* _REQUIRED WORK_
Spot each line in the records below where the word "πυρῆνα" occurs, then copy it.

* _Items from a data source_

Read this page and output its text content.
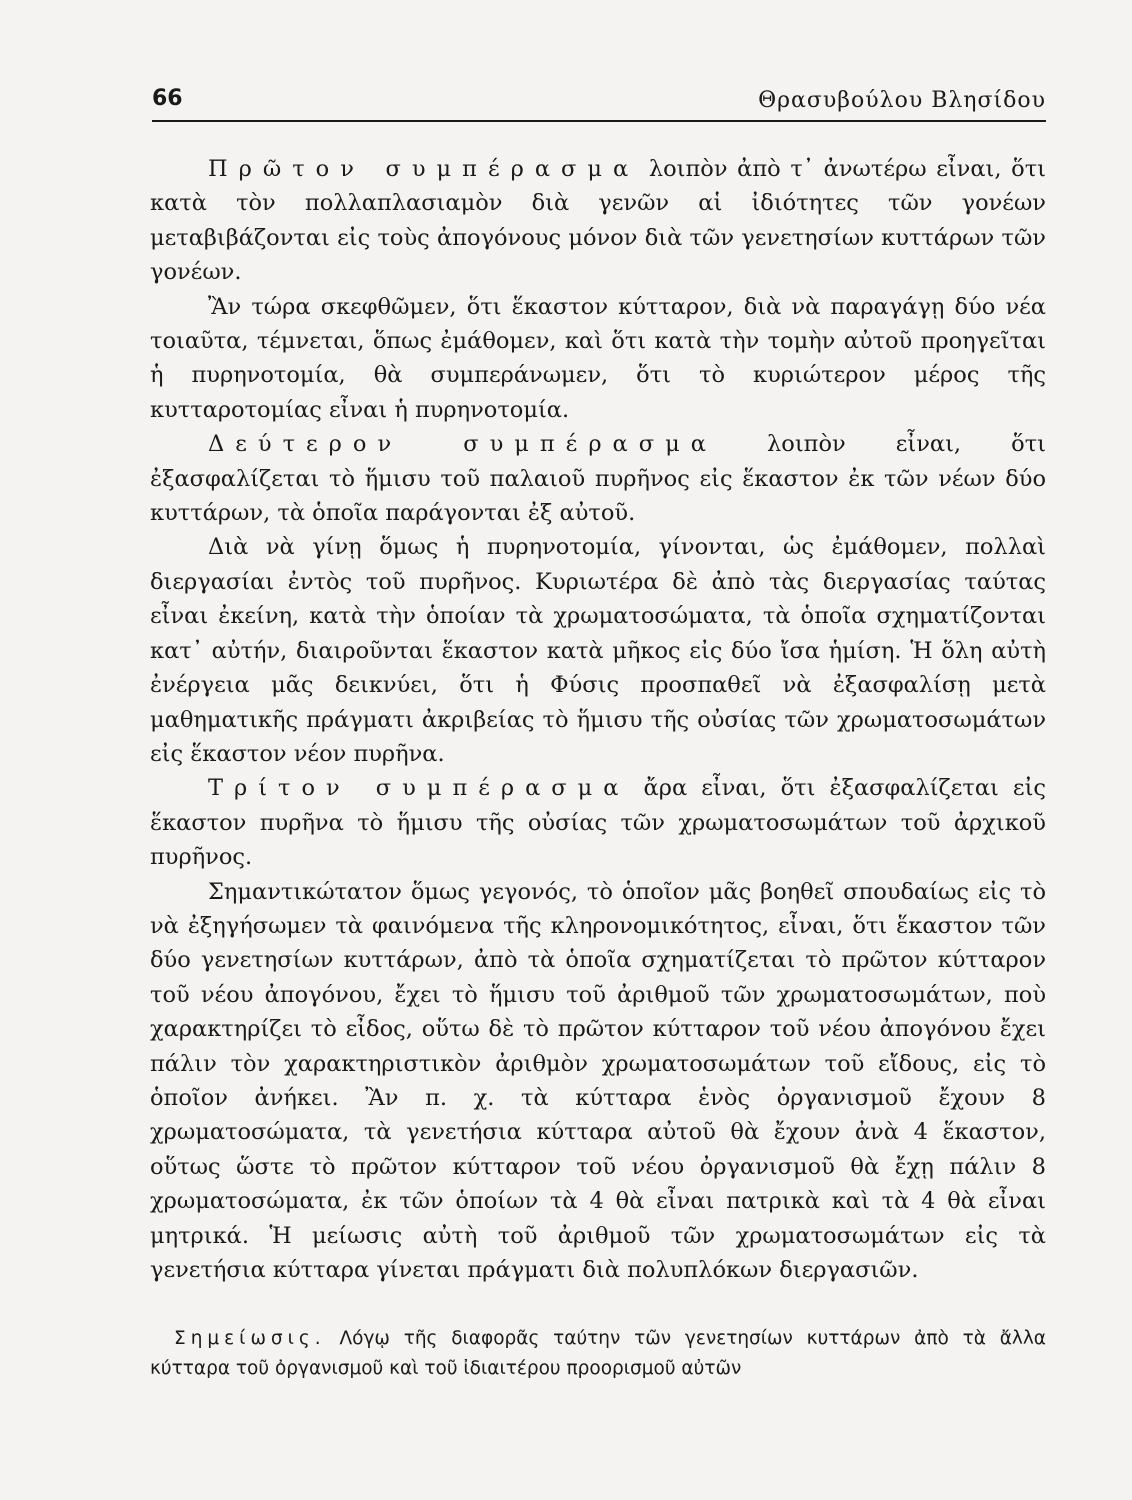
66	Θρασυβούλου Βλησίδου

Πρῶτον συμπέρασμα λοιπὸν ἀπὸ τ᾽ ἀνωτέρω εἶναι, ὅτι κατὰ τὸν πολλαπλασιαμὸν διὰ γενῶν αἱ ἰδιότητες τῶν γονέων μεταβιβάζονται εἰς τοὺς ἀπογόνους μόνον διὰ τῶν γενετησίων κυττάρων τῶν γονέων.

Ἂν τώρα σκεφθῶμεν, ὅτι ἕκαστον κύτταρον, διὰ νὰ παραγάγῃ δύο νέα τοιαῦτα, τέμνεται, ὅπως ἐμάθομεν, καὶ ὅτι κατὰ τὴν τομὴν αὐτοῦ προηγεῖται ἡ πυρηνοτομία, θὰ συμπεράνωμεν, ὅτι τὸ κυριώτερον μέρος τῆς κυτταροτομίας εἶναι ἡ πυρηνοτομία.

Δεύτερον συμπέρασμα λοιπὸν εἶναι, ὅτι ἐξασφαλίζεται τὸ ἥμισυ τοῦ παλαιοῦ πυρῆνος εἰς ἕκαστον ἐκ τῶν νέων δύο κυττάρων, τὰ ὁποῖα παράγονται ἐξ αὐτοῦ.

Διὰ νὰ γίνῃ ὅμως ἡ πυρηνοτομία, γίνονται, ὡς ἐμάθομεν, πολλαὶ διεργασίαι ἐντὸς τοῦ πυρῆνος. Κυριωτέρα δὲ ἀπὸ τὰς διεργασίας ταύτας εἶναι ἐκείνη, κατὰ τὴν ὁποίαν τὰ χρωματοσώματα, τὰ ὁποῖα σχηματίζονται κατ᾽ αὐτήν, διαιροῦνται ἕκαστον κατὰ μῆκος εἰς δύο ἴσα ἡμίση. Ἡ ὅλη αὐτὴ ἐνέργεια μᾶς δεικνύει, ὅτι ἡ Φύσις προσπαθεῖ νὰ ἐξασφαλίσῃ μετὰ μαθηματικῆς πράγματι ἀκριβείας τὸ ἥμισυ τῆς οὐσίας τῶν χρωματοσωμάτων εἰς ἕκαστον νέον πυρῆνα.

Τρίτον συμπέρασμα ἄρα εἶναι, ὅτι ἐξασφαλίζεται εἰς ἕκαστον πυρῆνα τὸ ἥμισυ τῆς οὐσίας τῶν χρωματοσωμάτων τοῦ ἀρχικοῦ πυρῆνος.

Σημαντικώτατον ὅμως γεγονός, τὸ ὁποῖον μᾶς βοηθεῖ σπουδαίως εἰς τὸ νὰ ἐξηγήσωμεν τὰ φαινόμενα τῆς κληρονομικότητος, εἶναι, ὅτι ἕκαστον τῶν δύο γενετησίων κυττάρων, ἀπὸ τὰ ὁποῖα σχηματίζεται τὸ πρῶτον κύτταρον τοῦ νέου ἀπογόνου, ἔχει τὸ ἥμισυ τοῦ ἀριθμοῦ τῶν χρωματοσωμάτων, ποὺ χαρακτηρίζει τὸ εἶδος, οὕτω δὲ τὸ πρῶτον κύτταρον τοῦ νέου ἀπογόνου ἔχει πάλιν τὸν χαρακτηριστικὸν ἀριθμὸν χρωματοσωμάτων τοῦ εἴδους, εἰς τὸ ὁποῖον ἀνήκει. Ἂν π. χ. τὰ κύτταρα ἑνὸς ὀργανισμοῦ ἔχουν 8 χρωματοσώματα, τὰ γενετήσια κύτταρα αὐτοῦ θὰ ἔχουν ἀνὰ 4 ἕκαστον, οὕτως ὥστε τὸ πρῶτον κύτταρον τοῦ νέου ὀργανισμοῦ θὰ ἔχῃ πάλιν 8 χρωματοσώματα, ἐκ τῶν ὁποίων τὰ 4 θὰ εἶναι πατρικὰ καὶ τὰ 4 θὰ εἶναι μητρικά. Ἡ μείωσις αὐτὴ τοῦ ἀριθμοῦ τῶν χρωματοσωμάτων εἰς τὰ γενετήσια κύτταρα γίνεται πράγματι διὰ πολυπλόκων διεργασιῶν.

Σημείωσις. Λόγῳ τῆς διαφορᾶς ταύτην τῶν γενετησίων κυττάρων ἀπὸ τὰ ἄλλα κύτταρα τοῦ ὀργανισμοῦ καὶ τοῦ ἰδιαιτέρου προορισμοῦ αὐτῶν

* _RESPONSE_
Διὰ νὰ γίνῃ ὅμως ἡ πυρηνοτομία, γίνονται, ὡς ἐμάθομεν, πολλαὶ διεργασίαι ἐντὸς τοῦ πυρῆνος. Κυριωτέρα δὲ ἀπὸ τὰς διεργασίας ταύτας εἶναι ἐκείνη, κατὰ τὴν ὁποίαν τὰ χρωματοσώματα, τὰ ὁποῖα σχηματίζονται κατ᾽ αὐτήν, διαιροῦνται ἕκαστον κατὰ μῆκος εἰς δύο ἴσα ἡμίση. Ἡ ὅλη αὐτὴ ἐνέργεια μᾶς δεικνύει, ὅτι ἡ Φύσις προσπαθεῖ νὰ ἐξασφαλίσῃ μετὰ μαθηματικῆς πράγματι ἀκριβείας τὸ ἥμισυ τῆς οὐσίας τῶν χρωματοσωμάτων εἰς ἕκαστον νέον πυρῆνα.
Τρίτον συμπέρασμα ἄρα εἶναι, ὅτι ἐξασφαλίζεται εἰς ἕκαστον πυρῆνα τὸ ἥμισυ τῆς οὐσίας τῶν χρωματοσωμάτων τοῦ ἀρχικοῦ πυρῆνος.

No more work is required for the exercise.